--- start GIVEN INFORMATION ---

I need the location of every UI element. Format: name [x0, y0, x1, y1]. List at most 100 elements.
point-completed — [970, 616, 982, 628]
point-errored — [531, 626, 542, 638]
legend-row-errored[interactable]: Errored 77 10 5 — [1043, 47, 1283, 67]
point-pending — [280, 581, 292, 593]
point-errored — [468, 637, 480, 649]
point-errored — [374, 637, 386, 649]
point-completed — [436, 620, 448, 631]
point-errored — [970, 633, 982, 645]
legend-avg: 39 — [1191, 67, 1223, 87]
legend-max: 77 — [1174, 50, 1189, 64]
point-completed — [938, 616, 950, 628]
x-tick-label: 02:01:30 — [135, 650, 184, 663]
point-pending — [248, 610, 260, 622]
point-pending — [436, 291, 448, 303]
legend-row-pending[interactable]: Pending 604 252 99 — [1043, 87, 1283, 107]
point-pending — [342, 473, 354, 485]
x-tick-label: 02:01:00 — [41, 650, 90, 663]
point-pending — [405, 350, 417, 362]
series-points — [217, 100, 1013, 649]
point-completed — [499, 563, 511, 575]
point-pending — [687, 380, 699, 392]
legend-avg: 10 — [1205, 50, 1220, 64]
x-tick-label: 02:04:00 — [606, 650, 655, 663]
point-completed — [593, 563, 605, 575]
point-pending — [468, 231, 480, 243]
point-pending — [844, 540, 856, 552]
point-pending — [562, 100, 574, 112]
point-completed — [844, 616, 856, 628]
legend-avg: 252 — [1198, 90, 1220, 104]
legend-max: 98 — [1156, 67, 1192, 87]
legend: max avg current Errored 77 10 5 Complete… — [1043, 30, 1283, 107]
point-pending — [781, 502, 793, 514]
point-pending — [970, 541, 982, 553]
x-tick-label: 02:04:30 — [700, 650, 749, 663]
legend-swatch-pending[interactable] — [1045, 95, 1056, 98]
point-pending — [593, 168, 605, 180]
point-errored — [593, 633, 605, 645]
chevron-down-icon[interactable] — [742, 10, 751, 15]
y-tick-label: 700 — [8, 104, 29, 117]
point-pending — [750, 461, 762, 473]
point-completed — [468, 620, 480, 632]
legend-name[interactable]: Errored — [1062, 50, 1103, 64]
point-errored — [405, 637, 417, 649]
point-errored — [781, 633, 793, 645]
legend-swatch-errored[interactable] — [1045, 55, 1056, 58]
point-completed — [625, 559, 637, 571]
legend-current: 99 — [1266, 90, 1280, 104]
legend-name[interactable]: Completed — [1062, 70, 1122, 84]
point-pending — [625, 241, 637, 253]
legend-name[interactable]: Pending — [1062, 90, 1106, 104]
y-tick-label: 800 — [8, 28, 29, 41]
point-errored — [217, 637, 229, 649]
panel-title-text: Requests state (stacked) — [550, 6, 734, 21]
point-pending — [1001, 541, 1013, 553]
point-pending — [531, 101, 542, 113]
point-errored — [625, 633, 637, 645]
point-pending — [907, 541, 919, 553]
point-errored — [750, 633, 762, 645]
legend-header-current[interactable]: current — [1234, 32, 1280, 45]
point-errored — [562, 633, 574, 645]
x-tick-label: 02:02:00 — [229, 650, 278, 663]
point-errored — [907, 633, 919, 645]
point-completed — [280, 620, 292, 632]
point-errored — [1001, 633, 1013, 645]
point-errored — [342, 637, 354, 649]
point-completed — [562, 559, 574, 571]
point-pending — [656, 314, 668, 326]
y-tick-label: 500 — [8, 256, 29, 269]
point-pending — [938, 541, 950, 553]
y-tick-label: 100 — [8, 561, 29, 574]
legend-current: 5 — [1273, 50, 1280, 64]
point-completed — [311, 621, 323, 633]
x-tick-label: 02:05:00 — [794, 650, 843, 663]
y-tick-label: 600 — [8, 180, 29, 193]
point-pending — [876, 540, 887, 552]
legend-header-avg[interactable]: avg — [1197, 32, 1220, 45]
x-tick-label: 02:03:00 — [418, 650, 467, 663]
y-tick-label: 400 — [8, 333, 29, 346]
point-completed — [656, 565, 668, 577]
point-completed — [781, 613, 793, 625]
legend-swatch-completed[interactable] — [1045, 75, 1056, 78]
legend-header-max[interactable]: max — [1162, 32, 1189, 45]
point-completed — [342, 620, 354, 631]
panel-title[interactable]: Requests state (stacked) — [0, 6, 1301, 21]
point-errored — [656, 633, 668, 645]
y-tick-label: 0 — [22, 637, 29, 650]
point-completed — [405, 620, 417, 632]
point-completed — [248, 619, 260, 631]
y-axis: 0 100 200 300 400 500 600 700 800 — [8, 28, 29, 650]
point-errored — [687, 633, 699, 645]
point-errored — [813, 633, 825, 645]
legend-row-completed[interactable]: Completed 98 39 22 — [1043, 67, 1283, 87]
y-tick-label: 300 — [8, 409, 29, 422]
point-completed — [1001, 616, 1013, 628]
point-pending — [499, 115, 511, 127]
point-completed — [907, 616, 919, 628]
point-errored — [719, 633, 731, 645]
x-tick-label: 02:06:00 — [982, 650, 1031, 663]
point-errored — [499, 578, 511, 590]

--- end GIVEN INFORMATION ---
--- start GIVEN INFORMATION ---

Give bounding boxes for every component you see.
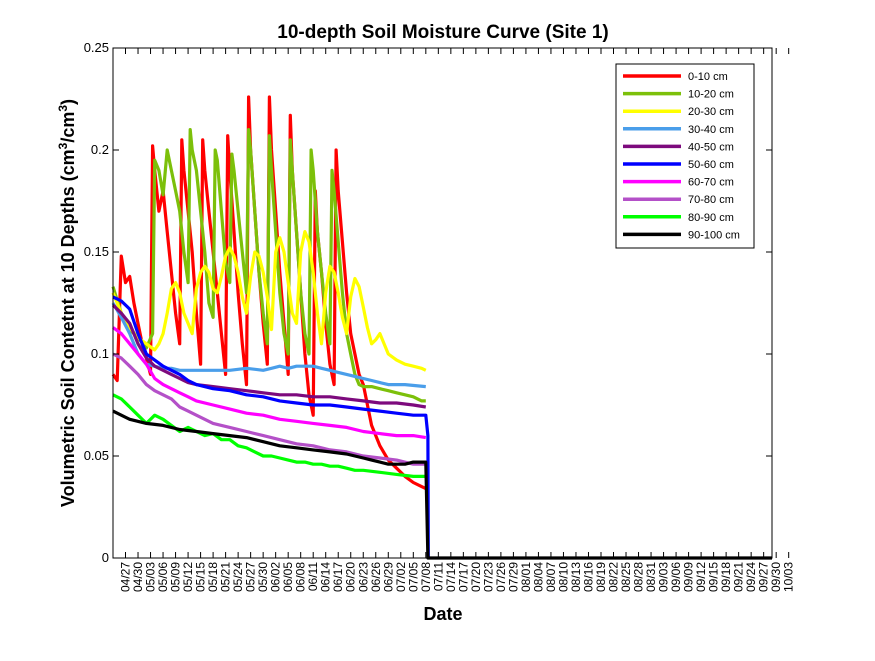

--- end GIVEN INFORMATION ---

Convert the lines into a two-column CSV with the header row instruction,output. Begin at the line that contains "I need the location" and stop after the line that contains "point-pending — [280, 581, 292, 593]". Give one row per instruction, with its text and its output each in a single quoted field and any line breaks replaced by spaces.

instruction,output
"I need the location of every UI element. Format: name [x0, y0, x1, y1]. List at most 100 elements.","point-completed — [970, 616, 982, 628] point-errored — [531, 626, 542, 638] legend-row-errored[interactable]: Errored 77 10 5 — [1043, 47, 1283, 67] point-pending — [280, 581, 292, 593]"